Select, from the data, each line where "الفن" occurs.

- Available records -
_ _ _
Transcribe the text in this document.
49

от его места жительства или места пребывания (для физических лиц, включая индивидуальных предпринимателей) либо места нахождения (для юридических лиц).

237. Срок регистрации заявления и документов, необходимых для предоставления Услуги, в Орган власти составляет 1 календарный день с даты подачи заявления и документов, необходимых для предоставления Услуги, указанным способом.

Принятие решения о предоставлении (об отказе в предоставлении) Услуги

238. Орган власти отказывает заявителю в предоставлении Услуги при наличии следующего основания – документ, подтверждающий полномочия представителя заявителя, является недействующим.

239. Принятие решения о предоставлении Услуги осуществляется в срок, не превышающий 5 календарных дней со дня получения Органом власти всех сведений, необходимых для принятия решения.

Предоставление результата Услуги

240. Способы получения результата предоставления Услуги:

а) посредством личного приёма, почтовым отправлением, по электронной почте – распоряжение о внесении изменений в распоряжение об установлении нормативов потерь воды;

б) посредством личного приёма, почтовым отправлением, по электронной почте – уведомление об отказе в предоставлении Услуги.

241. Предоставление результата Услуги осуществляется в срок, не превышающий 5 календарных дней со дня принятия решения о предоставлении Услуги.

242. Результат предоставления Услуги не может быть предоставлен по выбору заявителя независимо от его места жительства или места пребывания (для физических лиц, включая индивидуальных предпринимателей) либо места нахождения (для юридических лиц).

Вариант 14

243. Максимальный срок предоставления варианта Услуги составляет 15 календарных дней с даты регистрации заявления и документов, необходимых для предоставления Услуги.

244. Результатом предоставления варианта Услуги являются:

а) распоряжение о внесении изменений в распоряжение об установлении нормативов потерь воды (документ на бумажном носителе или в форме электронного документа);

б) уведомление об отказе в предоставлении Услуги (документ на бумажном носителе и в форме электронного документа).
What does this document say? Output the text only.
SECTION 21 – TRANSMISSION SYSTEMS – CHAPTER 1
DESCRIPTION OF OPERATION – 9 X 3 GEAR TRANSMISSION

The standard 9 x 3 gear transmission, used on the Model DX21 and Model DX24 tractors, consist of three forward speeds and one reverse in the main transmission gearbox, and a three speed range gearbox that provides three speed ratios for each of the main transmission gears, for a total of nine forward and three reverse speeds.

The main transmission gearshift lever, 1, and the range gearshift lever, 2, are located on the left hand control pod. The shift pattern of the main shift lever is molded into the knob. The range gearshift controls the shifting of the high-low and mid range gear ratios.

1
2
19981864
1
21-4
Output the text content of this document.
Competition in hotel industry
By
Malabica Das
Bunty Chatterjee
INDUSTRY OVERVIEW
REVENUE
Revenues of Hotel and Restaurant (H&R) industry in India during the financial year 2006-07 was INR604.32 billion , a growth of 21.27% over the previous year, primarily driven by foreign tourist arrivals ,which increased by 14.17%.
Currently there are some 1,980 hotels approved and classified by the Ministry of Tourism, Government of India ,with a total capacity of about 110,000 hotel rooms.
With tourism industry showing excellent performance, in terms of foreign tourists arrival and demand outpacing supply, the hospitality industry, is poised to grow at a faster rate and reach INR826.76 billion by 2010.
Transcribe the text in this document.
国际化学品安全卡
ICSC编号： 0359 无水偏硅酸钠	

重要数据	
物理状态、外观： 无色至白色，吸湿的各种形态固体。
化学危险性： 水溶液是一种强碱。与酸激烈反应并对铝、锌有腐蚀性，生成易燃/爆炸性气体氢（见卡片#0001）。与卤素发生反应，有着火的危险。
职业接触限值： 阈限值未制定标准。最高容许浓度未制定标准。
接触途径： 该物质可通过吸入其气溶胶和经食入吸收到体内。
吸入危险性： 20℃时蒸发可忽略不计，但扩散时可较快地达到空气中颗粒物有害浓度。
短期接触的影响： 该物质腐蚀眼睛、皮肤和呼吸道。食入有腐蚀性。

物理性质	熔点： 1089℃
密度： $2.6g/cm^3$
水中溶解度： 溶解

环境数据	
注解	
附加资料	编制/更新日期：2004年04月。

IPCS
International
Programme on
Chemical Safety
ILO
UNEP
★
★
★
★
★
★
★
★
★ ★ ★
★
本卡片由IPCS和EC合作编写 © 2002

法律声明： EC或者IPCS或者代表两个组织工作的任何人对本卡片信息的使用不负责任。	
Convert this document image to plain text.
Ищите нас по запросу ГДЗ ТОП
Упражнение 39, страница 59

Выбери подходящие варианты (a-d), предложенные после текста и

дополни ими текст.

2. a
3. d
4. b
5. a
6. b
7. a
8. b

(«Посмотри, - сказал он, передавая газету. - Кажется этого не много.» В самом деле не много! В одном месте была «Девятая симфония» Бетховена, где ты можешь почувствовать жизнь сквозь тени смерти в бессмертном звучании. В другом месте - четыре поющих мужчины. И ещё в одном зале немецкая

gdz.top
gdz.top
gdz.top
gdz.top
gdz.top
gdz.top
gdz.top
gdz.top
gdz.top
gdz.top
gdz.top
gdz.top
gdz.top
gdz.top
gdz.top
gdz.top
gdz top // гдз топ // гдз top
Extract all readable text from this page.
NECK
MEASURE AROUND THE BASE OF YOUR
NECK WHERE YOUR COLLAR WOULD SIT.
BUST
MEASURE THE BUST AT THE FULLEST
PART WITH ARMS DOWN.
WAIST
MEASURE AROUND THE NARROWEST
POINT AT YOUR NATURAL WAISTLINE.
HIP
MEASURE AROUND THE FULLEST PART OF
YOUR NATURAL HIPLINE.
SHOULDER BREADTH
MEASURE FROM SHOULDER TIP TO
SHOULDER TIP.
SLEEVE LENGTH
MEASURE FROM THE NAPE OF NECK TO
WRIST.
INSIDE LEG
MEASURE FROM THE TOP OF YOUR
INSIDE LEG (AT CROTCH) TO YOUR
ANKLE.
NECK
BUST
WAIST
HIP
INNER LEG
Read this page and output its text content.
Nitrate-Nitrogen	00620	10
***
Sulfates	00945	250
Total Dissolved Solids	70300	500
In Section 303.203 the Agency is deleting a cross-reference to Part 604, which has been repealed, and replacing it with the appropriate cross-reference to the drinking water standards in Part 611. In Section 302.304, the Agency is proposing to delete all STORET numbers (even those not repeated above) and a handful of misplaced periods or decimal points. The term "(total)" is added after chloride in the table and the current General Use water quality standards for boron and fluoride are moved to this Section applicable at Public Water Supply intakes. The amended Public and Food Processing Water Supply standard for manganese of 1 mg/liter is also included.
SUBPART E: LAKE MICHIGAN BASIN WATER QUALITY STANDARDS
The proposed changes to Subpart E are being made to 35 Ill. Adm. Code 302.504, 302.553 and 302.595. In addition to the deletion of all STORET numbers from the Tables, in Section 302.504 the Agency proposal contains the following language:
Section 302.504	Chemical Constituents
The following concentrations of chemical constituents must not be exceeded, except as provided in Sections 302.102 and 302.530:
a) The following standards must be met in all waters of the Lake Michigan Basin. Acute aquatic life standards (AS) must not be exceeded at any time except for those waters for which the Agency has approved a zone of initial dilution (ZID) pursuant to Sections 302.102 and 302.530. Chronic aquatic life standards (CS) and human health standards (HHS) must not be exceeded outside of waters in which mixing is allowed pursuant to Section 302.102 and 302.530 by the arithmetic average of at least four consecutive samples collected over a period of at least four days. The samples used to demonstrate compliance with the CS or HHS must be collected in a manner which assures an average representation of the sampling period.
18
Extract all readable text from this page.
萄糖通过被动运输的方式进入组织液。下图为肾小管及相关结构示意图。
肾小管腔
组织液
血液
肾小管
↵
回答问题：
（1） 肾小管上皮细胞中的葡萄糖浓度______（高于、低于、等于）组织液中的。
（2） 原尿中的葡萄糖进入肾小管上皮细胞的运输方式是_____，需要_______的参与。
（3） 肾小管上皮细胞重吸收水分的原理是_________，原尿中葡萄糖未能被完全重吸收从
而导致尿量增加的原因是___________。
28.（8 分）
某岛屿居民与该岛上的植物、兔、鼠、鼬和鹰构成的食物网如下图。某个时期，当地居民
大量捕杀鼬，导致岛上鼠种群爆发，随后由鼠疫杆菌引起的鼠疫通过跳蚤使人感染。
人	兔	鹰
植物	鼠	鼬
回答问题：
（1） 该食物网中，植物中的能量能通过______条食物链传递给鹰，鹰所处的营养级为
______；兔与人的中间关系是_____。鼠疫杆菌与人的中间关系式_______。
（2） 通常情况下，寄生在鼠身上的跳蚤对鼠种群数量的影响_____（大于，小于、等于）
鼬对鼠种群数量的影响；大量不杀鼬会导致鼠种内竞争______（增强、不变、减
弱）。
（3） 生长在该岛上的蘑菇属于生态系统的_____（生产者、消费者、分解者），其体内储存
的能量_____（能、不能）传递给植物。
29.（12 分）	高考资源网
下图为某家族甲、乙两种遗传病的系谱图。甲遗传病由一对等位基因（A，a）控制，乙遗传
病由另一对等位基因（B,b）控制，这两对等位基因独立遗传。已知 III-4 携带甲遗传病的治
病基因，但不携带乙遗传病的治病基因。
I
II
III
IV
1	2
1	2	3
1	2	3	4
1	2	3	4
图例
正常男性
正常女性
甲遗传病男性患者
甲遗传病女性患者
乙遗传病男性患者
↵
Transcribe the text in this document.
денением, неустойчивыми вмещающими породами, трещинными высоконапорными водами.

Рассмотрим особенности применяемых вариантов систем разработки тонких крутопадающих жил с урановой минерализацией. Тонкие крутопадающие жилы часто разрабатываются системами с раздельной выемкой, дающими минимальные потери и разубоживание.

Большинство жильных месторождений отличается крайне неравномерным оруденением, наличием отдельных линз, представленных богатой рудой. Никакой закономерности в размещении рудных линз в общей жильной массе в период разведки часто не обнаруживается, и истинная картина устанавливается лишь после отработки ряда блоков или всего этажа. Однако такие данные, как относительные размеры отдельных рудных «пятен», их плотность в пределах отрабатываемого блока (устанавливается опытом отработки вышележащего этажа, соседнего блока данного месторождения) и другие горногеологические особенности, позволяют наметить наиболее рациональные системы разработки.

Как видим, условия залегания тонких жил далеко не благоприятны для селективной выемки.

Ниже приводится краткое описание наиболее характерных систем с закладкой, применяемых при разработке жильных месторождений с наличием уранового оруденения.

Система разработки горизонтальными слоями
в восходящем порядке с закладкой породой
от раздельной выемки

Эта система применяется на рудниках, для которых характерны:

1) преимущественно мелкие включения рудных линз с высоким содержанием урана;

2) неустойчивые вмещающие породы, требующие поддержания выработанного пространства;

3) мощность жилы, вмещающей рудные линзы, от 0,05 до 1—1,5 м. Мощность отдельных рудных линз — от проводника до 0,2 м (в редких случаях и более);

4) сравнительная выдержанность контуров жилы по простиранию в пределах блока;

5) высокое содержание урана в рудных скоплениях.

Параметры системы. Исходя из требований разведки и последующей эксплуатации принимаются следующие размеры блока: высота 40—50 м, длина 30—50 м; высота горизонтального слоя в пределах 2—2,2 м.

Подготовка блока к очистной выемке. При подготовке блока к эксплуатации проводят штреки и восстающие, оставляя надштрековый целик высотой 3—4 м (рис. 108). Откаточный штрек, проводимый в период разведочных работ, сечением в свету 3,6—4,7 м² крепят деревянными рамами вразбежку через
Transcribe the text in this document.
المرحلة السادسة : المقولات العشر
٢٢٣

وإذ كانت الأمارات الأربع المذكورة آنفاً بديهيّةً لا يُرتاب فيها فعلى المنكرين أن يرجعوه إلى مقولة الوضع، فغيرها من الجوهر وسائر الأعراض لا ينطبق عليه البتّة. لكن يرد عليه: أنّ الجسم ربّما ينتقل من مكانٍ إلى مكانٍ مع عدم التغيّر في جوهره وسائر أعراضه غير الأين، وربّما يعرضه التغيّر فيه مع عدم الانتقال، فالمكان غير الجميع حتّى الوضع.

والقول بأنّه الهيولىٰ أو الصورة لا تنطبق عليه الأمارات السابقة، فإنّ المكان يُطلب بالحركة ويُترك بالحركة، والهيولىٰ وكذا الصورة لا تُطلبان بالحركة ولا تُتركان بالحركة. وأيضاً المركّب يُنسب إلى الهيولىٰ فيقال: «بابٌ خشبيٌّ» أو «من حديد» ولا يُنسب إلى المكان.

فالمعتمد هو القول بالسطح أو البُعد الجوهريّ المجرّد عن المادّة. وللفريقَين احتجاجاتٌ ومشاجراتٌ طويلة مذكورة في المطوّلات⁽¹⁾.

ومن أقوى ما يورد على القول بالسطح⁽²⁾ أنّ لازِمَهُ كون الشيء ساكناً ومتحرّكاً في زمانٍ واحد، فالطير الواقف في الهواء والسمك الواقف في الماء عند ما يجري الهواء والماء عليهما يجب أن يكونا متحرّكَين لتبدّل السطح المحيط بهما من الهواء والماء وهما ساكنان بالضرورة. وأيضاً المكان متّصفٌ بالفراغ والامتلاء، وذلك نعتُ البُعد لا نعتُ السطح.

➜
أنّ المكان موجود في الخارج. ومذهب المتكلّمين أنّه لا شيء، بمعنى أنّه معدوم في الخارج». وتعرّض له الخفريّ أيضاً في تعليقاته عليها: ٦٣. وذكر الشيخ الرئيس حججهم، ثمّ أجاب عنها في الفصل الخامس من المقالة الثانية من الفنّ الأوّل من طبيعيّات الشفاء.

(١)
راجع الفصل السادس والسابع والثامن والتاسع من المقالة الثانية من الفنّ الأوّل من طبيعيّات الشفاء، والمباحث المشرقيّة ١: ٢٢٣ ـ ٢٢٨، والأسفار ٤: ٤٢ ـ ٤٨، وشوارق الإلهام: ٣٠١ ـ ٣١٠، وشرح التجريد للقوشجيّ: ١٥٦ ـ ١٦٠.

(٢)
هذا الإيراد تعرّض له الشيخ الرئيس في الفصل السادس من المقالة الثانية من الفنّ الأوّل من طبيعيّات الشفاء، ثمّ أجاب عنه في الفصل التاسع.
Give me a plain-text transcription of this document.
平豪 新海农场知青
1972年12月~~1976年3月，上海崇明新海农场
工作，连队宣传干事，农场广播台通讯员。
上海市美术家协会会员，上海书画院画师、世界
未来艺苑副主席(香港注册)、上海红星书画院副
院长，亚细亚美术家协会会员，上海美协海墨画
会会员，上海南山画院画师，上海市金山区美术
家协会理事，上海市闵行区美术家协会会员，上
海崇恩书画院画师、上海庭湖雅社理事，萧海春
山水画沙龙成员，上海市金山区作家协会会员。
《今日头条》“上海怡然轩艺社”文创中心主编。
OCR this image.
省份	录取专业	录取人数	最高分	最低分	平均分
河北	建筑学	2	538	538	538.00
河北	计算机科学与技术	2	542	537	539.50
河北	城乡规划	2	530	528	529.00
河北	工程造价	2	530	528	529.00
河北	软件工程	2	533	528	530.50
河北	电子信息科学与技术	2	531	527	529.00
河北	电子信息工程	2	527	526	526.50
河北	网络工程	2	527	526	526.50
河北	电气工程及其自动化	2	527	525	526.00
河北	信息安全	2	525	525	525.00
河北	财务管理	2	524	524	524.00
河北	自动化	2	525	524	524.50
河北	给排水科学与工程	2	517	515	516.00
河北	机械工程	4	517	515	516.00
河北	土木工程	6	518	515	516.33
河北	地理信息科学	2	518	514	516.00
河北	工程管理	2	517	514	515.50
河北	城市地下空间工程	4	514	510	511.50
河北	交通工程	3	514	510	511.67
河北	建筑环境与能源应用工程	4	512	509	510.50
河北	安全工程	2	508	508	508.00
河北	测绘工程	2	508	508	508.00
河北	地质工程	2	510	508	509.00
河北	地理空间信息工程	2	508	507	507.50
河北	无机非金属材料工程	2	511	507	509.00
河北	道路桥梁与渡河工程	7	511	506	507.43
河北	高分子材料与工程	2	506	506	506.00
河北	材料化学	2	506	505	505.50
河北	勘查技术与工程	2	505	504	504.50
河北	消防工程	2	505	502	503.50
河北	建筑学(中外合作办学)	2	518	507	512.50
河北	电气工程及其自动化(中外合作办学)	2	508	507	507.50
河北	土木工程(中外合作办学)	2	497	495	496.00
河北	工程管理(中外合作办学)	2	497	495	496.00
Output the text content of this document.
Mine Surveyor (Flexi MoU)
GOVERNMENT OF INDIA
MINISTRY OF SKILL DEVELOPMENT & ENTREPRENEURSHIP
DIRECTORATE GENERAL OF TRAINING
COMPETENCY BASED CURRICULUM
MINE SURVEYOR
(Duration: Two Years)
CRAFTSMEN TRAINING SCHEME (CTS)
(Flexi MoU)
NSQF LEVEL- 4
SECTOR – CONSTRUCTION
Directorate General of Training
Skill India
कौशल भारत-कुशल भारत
_ _ _
- Result -
أنّ المكان موجود في الخارج. ومذهب المتكلّمين أنّه لا شيء، بمعنى أنّه معدوم في الخارج». وتعرّض له الخفريّ أيضاً في تعليقاته عليها: ٦٣. وذكر الشيخ الرئيس حججهم، ثمّ أجاب عنها في الفصل الخامس من المقالة الثانية من الفنّ الأوّل من طبيعيّات الشفاء.
راجع الفصل السادس والسابع والثامن والتاسع من المقالة الثانية من الفنّ الأوّل من طبيعيّات الشفاء، والمباحث المشرقيّة ١: ٢٢٣ ـ ٢٢٨، والأسفار ٤: ٤٢ ـ ٤٨، وشوارق الإلهام: ٣٠١ ـ ٣١٠، وشرح التجريد للقوشجيّ: ١٥٦ ـ ١٦٠.
هذا الإيراد تعرّض له الشيخ الرئيس في الفصل السادس من المقالة الثانية من الفنّ الأوّل من طبيعيّات الشفاء، ثمّ أجاب عنه في الفصل التاسع.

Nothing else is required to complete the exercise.